── INPUT DATA ──

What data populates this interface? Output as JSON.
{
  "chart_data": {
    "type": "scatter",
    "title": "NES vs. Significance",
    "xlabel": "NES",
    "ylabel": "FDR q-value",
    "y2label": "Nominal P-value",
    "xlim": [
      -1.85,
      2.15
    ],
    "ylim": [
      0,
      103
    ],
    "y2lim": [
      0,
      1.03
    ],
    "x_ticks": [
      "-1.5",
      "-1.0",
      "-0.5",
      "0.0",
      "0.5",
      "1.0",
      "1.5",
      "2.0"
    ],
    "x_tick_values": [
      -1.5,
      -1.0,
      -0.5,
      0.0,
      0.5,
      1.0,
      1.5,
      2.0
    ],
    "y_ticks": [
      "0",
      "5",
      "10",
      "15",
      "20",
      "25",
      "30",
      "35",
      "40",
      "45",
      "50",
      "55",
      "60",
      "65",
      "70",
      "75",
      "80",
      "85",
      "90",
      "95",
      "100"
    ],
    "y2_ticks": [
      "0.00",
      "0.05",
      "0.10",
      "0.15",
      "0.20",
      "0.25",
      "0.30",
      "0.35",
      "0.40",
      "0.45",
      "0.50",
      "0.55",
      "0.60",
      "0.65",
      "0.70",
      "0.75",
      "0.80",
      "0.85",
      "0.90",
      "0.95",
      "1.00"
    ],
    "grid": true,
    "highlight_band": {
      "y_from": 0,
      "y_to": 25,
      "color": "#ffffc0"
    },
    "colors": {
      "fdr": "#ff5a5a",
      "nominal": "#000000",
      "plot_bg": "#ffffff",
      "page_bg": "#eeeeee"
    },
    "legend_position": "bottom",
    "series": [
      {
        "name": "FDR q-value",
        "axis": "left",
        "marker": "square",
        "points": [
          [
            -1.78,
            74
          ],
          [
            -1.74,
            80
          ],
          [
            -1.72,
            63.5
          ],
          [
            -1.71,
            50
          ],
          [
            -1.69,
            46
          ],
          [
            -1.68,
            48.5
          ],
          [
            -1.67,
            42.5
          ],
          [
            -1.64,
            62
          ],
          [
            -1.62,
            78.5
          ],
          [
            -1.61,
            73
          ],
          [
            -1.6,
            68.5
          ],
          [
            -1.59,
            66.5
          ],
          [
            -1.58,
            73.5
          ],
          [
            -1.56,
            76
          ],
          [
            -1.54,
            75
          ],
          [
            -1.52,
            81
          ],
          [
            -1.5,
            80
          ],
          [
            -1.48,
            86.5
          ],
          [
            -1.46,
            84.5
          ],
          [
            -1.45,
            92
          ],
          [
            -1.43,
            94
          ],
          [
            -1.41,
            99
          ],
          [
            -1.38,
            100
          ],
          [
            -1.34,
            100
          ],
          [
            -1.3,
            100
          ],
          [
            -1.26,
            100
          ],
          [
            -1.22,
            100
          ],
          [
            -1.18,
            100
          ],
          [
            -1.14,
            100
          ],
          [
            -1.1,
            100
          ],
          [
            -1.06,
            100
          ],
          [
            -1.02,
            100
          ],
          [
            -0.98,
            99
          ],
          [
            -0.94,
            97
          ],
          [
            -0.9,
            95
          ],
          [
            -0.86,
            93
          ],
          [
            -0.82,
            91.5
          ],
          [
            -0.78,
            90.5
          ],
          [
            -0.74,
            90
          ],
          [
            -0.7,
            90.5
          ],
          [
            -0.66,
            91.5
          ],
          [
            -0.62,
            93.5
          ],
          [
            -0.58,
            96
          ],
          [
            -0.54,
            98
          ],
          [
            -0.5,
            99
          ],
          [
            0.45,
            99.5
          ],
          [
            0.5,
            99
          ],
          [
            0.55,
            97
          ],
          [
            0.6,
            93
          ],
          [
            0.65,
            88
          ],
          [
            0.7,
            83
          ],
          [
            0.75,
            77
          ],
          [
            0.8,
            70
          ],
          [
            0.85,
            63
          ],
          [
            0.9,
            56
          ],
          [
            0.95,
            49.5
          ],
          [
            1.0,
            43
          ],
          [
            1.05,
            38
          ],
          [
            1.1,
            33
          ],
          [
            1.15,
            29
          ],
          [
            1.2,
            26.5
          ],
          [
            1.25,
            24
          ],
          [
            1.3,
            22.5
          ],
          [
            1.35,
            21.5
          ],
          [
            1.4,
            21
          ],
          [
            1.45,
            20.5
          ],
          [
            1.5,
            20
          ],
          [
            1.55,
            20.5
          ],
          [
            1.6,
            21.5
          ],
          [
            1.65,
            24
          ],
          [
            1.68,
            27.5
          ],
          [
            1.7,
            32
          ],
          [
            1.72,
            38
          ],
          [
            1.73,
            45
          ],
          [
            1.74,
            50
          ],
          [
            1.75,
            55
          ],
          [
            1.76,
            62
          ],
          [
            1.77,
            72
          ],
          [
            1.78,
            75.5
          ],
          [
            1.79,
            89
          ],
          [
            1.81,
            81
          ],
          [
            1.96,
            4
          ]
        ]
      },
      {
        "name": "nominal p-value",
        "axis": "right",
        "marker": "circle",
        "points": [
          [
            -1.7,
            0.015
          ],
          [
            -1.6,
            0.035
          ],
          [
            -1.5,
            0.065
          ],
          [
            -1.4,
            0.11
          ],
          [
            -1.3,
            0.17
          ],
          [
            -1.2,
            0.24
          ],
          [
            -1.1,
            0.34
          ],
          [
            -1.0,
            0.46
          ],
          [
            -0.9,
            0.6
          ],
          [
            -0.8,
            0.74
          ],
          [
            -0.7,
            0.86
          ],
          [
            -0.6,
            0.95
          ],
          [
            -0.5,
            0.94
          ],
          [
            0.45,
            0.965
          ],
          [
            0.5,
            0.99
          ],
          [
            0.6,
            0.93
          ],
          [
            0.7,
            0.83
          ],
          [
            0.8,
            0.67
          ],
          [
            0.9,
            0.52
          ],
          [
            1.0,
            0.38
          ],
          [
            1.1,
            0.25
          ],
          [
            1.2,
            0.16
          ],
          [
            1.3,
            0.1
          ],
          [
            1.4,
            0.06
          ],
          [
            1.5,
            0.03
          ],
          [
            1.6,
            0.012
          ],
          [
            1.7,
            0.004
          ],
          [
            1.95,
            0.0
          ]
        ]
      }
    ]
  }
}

───

— WHAT THE TASK ASKS —
Find every line in the records above that contains the word "name", and copy each one.

— THE REPLY —
        "name": "FDR q-value",
        "name": "nominal p-value",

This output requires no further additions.